- **What to produce**
Work out how many lines have "from" in them. Give only that number.

=== Source material ===

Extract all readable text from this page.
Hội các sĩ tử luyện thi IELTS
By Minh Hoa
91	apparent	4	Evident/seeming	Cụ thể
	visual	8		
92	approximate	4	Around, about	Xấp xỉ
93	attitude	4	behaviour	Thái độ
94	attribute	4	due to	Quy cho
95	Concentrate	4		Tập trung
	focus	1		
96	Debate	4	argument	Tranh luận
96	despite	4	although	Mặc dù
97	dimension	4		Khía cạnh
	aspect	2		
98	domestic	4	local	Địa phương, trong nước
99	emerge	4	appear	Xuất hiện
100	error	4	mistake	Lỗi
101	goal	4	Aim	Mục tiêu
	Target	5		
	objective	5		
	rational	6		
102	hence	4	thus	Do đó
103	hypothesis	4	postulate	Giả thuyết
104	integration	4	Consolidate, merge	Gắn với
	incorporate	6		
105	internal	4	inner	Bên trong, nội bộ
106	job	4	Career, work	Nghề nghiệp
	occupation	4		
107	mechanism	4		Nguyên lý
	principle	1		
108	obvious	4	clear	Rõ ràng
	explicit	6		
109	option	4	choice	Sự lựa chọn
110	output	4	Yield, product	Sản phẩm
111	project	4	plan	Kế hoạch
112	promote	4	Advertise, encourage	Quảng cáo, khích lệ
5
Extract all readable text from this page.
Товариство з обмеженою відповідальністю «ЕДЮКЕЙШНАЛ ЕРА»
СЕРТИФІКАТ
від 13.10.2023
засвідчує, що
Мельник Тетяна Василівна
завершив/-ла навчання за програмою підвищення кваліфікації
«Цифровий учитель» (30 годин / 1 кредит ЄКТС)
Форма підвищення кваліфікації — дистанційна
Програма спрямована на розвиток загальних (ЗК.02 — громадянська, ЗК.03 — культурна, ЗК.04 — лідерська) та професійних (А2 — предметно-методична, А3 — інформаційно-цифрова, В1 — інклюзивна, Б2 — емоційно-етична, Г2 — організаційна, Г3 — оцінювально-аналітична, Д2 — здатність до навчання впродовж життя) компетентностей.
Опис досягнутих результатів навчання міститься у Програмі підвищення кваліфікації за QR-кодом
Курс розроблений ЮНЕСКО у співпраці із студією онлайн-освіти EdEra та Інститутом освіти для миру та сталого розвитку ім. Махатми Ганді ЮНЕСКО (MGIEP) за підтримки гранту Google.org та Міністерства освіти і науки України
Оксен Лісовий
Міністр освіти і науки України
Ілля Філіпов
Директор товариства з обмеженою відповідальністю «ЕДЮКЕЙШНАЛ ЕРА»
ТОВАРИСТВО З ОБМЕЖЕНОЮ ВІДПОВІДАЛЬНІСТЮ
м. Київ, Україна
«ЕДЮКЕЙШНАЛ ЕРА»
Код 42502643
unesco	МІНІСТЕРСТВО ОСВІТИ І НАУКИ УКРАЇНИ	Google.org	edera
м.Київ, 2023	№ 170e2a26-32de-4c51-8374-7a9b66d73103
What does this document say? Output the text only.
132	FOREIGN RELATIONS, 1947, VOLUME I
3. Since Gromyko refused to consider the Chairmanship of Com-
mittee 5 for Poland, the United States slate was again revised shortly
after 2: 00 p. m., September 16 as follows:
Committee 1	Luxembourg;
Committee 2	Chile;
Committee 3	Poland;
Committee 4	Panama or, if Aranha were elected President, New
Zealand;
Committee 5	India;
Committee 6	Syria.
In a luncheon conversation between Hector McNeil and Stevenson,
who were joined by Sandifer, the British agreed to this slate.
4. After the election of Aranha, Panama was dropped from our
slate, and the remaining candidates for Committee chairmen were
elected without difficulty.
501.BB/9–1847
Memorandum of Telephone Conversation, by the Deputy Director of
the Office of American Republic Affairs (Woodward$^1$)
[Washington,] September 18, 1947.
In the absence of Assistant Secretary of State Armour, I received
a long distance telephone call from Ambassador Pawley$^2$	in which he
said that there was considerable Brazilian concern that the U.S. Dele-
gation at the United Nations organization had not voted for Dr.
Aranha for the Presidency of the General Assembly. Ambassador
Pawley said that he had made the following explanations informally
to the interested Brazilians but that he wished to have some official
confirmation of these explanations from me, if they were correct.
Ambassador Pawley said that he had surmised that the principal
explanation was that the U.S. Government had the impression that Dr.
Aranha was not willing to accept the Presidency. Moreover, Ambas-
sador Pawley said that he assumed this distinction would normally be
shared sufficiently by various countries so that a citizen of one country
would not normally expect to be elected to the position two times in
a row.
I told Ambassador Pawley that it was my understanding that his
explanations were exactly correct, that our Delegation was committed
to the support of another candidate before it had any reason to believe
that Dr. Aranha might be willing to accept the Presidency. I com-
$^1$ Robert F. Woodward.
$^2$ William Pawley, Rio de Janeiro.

===

- **Answer to this task**
5